#### Exercise goal:
Your task is to copy every line of the entries that contains "ylabel".

#### Data shown:
>>>>>
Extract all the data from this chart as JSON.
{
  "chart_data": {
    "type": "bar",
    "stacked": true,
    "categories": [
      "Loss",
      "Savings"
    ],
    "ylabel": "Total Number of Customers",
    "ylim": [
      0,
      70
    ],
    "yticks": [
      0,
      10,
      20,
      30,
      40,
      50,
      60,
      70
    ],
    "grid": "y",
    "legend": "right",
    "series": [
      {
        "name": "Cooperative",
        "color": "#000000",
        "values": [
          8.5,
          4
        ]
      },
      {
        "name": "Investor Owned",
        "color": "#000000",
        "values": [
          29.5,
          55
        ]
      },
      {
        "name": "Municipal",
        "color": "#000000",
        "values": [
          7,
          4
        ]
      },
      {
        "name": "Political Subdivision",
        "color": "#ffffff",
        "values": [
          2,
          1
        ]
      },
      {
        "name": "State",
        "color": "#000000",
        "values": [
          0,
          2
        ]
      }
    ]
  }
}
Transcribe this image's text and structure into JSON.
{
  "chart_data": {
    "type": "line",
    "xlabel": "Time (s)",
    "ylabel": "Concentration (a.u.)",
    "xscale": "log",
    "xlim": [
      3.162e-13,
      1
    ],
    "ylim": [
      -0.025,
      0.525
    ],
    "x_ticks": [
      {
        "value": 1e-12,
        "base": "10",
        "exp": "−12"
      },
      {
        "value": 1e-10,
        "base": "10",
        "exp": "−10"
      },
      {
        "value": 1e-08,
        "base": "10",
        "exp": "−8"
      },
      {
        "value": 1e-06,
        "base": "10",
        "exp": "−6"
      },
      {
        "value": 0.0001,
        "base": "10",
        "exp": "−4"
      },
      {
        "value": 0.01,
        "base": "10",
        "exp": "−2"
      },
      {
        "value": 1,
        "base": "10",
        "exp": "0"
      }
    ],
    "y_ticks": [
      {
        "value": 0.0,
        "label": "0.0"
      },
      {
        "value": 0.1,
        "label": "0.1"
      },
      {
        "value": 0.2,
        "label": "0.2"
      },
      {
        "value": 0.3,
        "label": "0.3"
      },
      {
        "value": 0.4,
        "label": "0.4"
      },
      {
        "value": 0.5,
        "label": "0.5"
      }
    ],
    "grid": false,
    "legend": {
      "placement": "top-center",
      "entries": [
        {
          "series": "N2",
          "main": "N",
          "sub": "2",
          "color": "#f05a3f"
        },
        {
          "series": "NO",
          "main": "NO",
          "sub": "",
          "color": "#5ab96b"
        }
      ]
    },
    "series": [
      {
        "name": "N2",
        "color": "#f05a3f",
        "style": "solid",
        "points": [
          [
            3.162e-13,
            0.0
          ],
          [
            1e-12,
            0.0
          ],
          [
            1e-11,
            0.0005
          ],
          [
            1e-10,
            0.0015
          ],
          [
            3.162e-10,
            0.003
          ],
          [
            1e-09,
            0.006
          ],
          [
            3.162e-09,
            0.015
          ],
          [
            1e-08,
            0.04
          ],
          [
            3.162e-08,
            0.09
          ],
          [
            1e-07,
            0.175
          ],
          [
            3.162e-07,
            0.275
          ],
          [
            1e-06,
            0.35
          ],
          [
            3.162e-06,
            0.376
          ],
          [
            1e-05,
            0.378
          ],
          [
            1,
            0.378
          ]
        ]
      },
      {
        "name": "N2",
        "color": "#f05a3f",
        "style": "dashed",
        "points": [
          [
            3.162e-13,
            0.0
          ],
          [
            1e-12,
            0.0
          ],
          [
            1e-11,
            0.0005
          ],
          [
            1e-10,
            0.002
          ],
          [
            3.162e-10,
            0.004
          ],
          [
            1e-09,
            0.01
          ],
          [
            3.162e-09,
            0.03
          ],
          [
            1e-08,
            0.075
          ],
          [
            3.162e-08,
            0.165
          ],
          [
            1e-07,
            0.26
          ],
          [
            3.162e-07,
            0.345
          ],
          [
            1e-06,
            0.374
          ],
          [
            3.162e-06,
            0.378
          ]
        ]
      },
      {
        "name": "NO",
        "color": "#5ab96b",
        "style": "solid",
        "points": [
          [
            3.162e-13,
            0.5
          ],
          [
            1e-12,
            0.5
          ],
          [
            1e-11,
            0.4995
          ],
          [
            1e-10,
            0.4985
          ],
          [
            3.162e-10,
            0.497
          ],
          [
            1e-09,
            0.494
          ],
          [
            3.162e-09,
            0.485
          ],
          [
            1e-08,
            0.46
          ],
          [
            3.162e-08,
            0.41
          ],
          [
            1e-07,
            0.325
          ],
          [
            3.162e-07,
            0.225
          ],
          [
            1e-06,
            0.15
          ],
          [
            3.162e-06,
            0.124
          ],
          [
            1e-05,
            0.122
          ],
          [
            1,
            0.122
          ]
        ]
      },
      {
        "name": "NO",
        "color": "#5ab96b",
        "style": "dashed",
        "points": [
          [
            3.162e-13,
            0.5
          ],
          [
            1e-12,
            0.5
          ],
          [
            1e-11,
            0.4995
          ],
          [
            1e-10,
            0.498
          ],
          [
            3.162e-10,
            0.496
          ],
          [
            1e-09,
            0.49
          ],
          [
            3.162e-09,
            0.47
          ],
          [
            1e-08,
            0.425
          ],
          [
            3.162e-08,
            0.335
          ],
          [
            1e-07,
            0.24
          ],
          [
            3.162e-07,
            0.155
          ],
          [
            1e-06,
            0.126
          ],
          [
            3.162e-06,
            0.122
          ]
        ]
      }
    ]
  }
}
<<<<<
#### Solution for this exercise:
    "ylabel": "Total Number of Customers",
    "ylabel": "Concentration (a.u.)",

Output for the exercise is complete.